- **Exercise text**

■ ■ ■

“Hey Mon, Would you like to see my jewelry?”
A: “No, I’m all set.”
The cottage industry, Roaming Beach Vendors, aka, the band of people who stroll the resort sands past the chaise lounges of relaxing tourists perched under the midday sun, deserves the respect it never gets. Find a country, island, beach cove, or open expanse of seashore and you will experience the creativity of the entrepreneur. Free trade is a curious thing. Put it on the internet and (if legal) it is a normal part of our culture. Put it on the beach during the primetime of your well-deserved vacation, and something changes.
The West Indies Islands are remarkable in creativity from the local merchant, homeopathic herbalist attendant, masseuse, artist, watersports sales agent, food vendor/cook, and brownie salesman. Oh, did I mention wood-carver? Not only have I been engaged by one of these energetic trades, but I have searched them out in various lands. Fondly, the strong palms of the Thai masseuse, clad in white linen, head to toe, with that genuine smile, remains in my memory. On a chaise under an umbrella steps from the lapping waters on the salty shore is the perfect place for the back and shoulder rub down in the fifty or so minutes. What value, too. And, there’s more. Who might pass up the opportunity to listen to the comical stories of the beach comic, as he tries out a string of his latest jokes on the sunning tourists. Shouldn’t that act be worth a few shekels ? Many of my beach vendor friends have many jobs. Take my comic friend, ” the Mighty Bassman”, as his real job is to pace the full several miles of beach promoting with a bullhorn the merits of attending the nightclub /beach bar for that evening. ” It’s going to be Hot, Hot, Hot! Come to the Party at Alfred’s Bar. Remember, Ladies are alway free! Hot, Hot, Hot.”
It is hard work, as the Jamaicans call it: Hustlers or Chiselers. I am certain the downturn of the North American/ European economy has touched the livelihood of many of the vendors. From firsthand experience, I have seen the numbers of unused beads amass in the hands of the hair-braiding ladies. Fewer little corn-rowed children roam the classrooms after vacation week. Belt-tightening certainly affects all the vendors. Music prevails on the beach, as the creativity of these local artist come through. Put three guys with dreadlocks, Hawaiian shirts, an aged tambourine, Guitar and old bass fiddle in front of you, playing a Bob Marley song. As the bass fiddle is held together with ducktape, and the songs are in key, I open my wallet. These artists become my regulars, or I, theirs. I may be easy, but I like it. Perhaps, I may be convinced to begin a foundation for the advancement of beach vendors, or to establish the Beach Vendor Senior Citizen Home. In any case, I have grown with the beach vendors, heard their stories, watched them age, and have seen some leave us, like BanjoMan.

■ ■ ■

- **Exercise set**
1 - Answer these questions from the text about beach vendors:
(a) What is the Thai masseuse dressed in?
(b) What is the real job of "the Mighty Bassman"?
(c) What holds the old bass fiddle together?
2 - Quote the text about beach vendors from "The cottage industry, Roaming" up to and including "and something changes.".

■ ■ ■

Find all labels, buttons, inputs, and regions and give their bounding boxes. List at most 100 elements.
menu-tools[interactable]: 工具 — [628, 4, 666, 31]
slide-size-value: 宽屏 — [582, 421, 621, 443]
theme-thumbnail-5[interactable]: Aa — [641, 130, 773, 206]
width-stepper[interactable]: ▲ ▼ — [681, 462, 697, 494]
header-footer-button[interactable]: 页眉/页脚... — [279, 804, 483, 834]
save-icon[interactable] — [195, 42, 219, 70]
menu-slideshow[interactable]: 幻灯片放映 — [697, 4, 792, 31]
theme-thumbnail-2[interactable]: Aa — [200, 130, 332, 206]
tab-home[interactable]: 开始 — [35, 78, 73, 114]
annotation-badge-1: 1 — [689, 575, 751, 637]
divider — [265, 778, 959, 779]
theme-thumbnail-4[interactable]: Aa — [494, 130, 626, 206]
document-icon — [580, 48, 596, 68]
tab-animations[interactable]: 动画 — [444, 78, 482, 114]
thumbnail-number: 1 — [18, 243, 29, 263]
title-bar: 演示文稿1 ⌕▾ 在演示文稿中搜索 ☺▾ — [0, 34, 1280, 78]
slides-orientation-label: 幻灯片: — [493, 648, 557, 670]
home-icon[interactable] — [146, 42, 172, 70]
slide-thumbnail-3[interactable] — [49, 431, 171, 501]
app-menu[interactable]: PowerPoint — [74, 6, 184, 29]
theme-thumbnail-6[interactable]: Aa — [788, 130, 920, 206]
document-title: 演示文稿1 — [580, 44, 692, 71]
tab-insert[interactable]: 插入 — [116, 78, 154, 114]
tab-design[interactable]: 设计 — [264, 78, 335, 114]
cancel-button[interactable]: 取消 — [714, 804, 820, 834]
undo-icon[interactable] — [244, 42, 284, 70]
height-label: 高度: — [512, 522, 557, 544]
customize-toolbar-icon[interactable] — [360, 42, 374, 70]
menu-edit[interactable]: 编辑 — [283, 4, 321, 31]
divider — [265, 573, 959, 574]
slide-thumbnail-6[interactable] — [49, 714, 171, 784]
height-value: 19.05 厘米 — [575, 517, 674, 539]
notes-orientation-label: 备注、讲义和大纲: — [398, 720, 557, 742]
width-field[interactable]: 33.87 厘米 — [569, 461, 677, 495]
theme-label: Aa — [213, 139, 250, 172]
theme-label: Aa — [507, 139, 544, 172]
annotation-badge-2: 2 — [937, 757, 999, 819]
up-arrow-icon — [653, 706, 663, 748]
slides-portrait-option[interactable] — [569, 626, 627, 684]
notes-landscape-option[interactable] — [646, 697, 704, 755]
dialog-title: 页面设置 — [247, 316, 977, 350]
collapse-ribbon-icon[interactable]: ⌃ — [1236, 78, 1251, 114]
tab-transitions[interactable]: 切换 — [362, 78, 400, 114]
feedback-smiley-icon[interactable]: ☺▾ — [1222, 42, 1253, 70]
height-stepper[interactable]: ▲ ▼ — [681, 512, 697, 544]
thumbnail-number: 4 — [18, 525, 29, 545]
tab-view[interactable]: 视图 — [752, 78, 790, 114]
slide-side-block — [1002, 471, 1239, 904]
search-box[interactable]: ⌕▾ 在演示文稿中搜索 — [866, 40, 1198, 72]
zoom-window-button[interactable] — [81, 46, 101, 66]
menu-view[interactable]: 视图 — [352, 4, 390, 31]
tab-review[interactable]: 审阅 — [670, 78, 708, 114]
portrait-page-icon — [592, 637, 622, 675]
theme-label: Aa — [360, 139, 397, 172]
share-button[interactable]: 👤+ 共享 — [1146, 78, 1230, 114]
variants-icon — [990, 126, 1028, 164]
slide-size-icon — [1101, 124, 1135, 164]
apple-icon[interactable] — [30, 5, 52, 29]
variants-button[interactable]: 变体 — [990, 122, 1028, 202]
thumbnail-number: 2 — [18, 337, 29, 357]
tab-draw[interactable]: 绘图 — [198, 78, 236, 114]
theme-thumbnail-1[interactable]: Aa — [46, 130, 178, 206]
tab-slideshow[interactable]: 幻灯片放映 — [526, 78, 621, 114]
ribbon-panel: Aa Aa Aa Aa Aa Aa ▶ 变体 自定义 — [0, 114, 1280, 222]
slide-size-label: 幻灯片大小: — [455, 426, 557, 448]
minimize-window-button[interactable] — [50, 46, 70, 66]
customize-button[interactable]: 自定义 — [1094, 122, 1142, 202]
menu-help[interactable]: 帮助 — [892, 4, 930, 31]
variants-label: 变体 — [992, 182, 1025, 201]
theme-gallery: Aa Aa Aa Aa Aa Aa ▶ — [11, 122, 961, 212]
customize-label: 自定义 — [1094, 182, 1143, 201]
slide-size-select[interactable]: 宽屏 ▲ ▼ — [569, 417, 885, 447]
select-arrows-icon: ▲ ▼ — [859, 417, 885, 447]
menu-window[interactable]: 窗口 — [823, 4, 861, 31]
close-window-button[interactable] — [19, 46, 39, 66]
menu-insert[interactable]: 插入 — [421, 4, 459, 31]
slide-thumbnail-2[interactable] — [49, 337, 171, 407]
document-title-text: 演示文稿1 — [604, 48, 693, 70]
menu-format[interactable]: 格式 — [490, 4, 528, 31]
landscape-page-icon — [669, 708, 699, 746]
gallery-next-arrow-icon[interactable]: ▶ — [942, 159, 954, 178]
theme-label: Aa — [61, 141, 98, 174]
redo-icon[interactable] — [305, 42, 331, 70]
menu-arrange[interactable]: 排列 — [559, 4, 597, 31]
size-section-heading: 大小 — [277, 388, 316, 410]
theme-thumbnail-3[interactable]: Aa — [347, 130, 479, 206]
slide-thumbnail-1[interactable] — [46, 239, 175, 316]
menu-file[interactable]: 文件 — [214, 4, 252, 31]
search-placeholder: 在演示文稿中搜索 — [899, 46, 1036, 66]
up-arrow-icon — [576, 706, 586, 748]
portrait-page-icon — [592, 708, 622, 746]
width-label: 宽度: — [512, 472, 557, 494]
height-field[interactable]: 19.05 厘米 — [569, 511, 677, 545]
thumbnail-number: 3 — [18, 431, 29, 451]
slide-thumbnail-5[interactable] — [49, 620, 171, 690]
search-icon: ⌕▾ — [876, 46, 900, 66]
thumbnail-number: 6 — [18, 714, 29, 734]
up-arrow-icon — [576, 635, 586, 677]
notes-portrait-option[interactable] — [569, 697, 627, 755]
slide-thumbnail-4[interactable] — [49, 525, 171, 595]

■ ■ ■

- **Exercise responses**
1 -
(a) White linen, head to toe.
(b) Pacing the full several miles of beach and using a bullhorn to promote that evening's nightclub/beach bar.
(c) Ducktape.

2 -
The cottage industry, Roaming Beach Vendors, aka, the band of people who stroll the resort sands past the chaise lounges of relaxing tourists perched under the midday sun, deserves the respect it never gets. Find a country, island, beach cove, or open expanse of seashore and you will experience the creativity of the entrepreneur. Free trade is a curious thing. Put it on the internet and (if legal) it is a normal part of our culture. Put it on the beach during the primetime of your well-deserved vacation, and something changes.